• Stated goal: Pictures stay out; everything else in the records below is copied exactly.

[Stored data entries]
◆ ◆ ◆ ◆ ◆ ◆ ◆

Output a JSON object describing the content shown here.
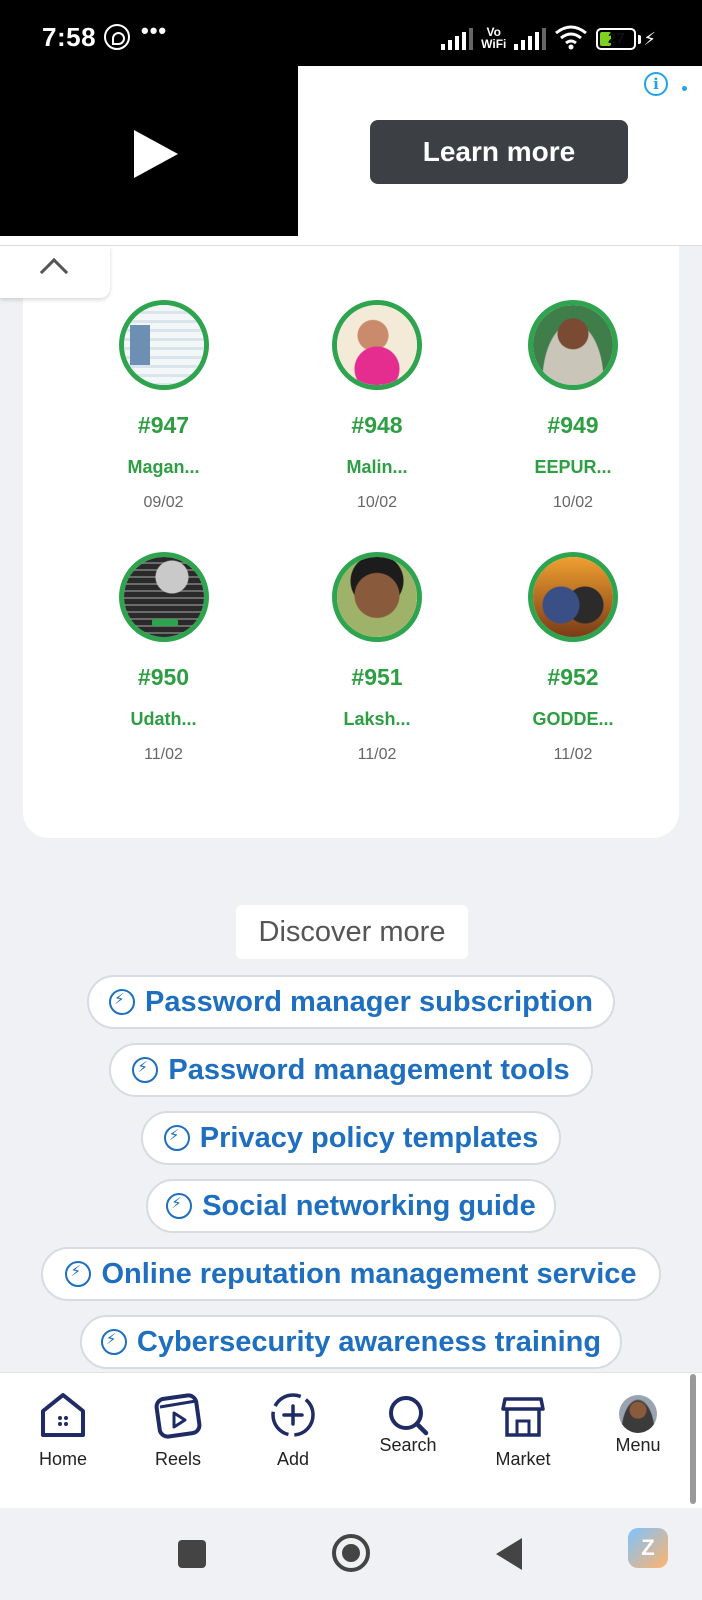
{
  "status_bar": {
    "time": "7:58",
    "dots": "•••",
    "network_label_top": "Vo",
    "network_label_bottom": "WiFi",
    "battery": "27"
  },
  "ad": {
    "cta_label": "Learn more",
    "info_glyph": "i"
  },
  "members": [
    {
      "number": "#947",
      "name": "Magan...",
      "date": "09/02"
    },
    {
      "number": "#948",
      "name": "Malin...",
      "date": "10/02"
    },
    {
      "number": "#949",
      "name": "EEPUR...",
      "date": "10/02"
    },
    {
      "number": "#950",
      "name": "Udath...",
      "date": "11/02"
    },
    {
      "number": "#951",
      "name": "Laksh...",
      "date": "11/02"
    },
    {
      "number": "#952",
      "name": "GODDE...",
      "date": "11/02"
    }
  ],
  "discover": {
    "label": "Discover more",
    "chips": [
      "Password manager subscription",
      "Password management tools",
      "Privacy policy templates",
      "Social networking guide",
      "Online reputation management service",
      "Cybersecurity awareness training"
    ]
  },
  "bottom_nav": {
    "items": [
      "Home",
      "Reels",
      "Add",
      "Search",
      "Market",
      "Menu"
    ]
  },
  "android_nav": {
    "app_badge": "Z"
  },
  "colors": {
    "accent_green": "#2e9e43",
    "link_blue": "#1e6fbf"
  }
}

◆ ◆ ◆ ◆ ◆ ◆ ◆

• Written answer:
Output a JSON object describing the content shown here.
{
  "status_bar": {
    "time": "7:58",
    "dots": "•••",
    "network_label_top": "Vo",
    "network_label_bottom": "WiFi",
    "battery": "27"
  },
  "ad": {
    "cta_label": "Learn more",
    "info_glyph": "i"
  },
  "members": [
    {
      "number": "#947",
      "name": "Magan...",
      "date": "09/02"
    },
    {
      "number": "#948",
      "name": "Malin...",
      "date": "10/02"
    },
    {
      "number": "#949",
      "name": "EEPUR...",
      "date": "10/02"
    },
    {
      "number": "#950",
      "name": "Udath...",
      "date": "11/02"
    },
    {
      "number": "#951",
      "name": "Laksh...",
      "date": "11/02"
    },
    {
      "number": "#952",
      "name": "GODDE...",
      "date": "11/02"
    }
  ],
  "discover": {
    "label": "Discover more",
    "chips": [
      "Password manager subscription",
      "Password management tools",
      "Privacy policy templates",
      "Social networking guide",
      "Online reputation management service",
      "Cybersecurity awareness training"
    ]
  },
  "bottom_nav": {
    "items": [
      "Home",
      "Reels",
      "Add",
      "Search",
      "Market",
      "Menu"
    ]
  },
  "android_nav": {
    "app_badge": "Z"
  },
  "colors": {
    "accent_green": "#2e9e43",
    "link_blue": "#1e6fbf"
  }
}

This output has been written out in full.